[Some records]
_ _ _ _

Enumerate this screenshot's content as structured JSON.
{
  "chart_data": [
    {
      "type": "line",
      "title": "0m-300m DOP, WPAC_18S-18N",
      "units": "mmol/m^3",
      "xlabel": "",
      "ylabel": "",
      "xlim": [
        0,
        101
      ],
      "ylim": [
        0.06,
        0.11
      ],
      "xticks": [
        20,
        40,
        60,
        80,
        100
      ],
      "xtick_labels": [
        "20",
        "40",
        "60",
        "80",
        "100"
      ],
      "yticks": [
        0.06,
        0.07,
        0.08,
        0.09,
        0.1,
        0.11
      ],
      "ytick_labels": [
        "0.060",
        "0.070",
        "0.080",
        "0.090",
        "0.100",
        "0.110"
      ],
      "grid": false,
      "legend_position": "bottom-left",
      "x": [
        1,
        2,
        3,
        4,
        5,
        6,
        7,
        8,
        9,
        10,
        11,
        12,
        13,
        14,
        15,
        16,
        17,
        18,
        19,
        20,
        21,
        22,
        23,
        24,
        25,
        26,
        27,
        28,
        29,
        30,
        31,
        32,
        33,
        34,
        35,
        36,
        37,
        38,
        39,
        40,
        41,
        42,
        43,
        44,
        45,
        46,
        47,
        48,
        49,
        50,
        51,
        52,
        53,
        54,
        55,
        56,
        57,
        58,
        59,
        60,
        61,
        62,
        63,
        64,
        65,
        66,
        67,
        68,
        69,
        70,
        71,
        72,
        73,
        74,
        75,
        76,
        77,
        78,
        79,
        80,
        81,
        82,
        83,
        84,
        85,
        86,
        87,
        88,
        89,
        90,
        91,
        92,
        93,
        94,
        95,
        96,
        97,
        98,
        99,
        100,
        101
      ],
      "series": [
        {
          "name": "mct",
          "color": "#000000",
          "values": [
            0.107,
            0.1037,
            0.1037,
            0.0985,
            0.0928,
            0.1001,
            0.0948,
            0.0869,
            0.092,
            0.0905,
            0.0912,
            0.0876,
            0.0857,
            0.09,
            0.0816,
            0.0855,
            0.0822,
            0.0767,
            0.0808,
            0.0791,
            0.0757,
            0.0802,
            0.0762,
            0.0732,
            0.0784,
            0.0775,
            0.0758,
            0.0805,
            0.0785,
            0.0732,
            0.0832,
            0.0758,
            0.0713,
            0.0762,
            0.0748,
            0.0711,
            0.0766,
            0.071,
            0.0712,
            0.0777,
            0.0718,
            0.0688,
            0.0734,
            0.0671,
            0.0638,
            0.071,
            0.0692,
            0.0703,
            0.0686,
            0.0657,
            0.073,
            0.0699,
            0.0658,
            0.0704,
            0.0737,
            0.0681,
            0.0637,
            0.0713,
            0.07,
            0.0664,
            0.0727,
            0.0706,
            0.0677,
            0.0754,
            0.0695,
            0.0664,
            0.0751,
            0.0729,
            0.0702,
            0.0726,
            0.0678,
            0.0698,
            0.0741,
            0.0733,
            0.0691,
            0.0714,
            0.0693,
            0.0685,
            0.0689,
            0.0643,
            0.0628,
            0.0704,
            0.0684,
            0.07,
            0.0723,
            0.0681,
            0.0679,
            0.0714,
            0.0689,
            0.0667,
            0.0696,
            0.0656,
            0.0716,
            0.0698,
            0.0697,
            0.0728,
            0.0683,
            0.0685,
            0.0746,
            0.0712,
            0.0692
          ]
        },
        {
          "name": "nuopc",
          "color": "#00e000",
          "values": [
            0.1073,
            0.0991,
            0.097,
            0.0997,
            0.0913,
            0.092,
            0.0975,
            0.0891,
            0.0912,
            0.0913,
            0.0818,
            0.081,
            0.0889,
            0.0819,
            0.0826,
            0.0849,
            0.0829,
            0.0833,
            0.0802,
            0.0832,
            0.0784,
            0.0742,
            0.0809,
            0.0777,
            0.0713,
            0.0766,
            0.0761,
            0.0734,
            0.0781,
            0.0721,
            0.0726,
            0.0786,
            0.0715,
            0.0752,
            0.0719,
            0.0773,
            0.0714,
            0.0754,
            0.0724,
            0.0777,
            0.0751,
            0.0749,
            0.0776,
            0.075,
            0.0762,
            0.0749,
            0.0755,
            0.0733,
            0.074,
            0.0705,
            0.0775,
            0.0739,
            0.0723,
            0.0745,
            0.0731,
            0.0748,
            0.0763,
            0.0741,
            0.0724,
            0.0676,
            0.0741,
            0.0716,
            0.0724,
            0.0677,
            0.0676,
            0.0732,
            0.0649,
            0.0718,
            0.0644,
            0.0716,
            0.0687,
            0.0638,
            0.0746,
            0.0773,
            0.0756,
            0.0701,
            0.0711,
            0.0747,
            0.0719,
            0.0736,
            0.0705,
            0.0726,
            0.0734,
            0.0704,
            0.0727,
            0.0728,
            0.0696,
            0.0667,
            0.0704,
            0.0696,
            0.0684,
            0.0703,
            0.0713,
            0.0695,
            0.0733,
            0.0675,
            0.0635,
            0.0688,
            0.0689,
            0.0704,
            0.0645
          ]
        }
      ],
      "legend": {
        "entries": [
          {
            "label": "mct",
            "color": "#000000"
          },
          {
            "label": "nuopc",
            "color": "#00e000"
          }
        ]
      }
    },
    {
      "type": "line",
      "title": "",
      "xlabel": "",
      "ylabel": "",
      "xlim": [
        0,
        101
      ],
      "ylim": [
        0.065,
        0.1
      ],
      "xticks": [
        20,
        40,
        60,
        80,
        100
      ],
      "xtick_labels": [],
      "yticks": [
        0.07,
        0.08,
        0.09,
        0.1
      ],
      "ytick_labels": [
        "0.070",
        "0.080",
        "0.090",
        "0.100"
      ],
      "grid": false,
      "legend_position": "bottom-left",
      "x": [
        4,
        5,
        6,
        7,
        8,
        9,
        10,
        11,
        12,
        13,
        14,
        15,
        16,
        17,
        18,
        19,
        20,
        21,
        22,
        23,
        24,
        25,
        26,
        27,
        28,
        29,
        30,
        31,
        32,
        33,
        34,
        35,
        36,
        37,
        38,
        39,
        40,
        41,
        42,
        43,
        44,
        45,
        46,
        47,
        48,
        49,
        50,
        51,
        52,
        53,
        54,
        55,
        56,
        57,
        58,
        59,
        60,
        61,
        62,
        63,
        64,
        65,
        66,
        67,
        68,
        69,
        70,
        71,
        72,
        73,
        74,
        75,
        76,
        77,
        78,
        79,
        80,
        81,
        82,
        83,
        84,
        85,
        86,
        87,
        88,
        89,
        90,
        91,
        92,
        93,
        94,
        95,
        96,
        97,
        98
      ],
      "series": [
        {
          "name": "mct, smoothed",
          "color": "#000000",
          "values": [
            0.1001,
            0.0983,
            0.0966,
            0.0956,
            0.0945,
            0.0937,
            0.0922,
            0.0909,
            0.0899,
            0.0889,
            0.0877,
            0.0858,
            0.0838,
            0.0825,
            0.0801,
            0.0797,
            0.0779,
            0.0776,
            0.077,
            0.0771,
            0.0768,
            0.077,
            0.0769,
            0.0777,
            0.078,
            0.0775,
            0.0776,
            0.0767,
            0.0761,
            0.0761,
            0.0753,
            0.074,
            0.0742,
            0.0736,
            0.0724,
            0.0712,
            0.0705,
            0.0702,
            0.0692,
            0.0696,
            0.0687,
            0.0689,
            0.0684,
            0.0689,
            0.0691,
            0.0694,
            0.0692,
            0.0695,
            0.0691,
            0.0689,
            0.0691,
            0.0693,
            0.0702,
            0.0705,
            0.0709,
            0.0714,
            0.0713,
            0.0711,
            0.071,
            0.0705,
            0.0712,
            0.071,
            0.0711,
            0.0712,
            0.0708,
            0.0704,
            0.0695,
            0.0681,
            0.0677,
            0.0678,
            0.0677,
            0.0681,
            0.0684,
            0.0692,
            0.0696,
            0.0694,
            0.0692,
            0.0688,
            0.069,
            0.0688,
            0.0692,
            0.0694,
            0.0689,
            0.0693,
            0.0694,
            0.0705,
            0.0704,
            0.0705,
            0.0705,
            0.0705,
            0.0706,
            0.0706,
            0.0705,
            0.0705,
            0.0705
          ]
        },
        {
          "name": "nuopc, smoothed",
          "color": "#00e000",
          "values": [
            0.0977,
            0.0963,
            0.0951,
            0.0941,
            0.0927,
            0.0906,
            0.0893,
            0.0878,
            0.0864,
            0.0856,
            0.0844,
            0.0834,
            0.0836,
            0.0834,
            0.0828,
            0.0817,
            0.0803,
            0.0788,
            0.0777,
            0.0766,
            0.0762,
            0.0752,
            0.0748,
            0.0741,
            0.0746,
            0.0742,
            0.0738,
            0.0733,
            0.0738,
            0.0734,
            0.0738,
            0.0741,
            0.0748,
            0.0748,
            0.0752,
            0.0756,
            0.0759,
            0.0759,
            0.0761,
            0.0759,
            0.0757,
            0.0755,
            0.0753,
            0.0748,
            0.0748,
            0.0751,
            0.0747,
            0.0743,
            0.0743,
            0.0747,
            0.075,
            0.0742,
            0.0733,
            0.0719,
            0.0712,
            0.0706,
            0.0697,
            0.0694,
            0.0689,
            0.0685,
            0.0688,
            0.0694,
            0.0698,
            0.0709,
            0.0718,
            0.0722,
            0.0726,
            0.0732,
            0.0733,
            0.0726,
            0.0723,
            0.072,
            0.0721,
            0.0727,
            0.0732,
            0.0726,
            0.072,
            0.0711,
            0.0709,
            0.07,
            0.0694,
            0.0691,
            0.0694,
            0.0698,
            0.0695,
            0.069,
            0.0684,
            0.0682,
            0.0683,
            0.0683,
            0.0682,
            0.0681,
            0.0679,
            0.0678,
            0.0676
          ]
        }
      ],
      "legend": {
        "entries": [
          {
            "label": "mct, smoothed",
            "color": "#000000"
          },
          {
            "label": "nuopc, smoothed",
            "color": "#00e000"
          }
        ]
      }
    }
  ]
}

_ _ _ _

**SET PROBLEM**:
Write down every line of the data above that includes the string "name".

**SOLUTION TO THIS EXERCISE**:
          "name": "mct",
          "name": "nuopc",
          "name": "mct, smoothed",
          "name": "nuopc, smoothed",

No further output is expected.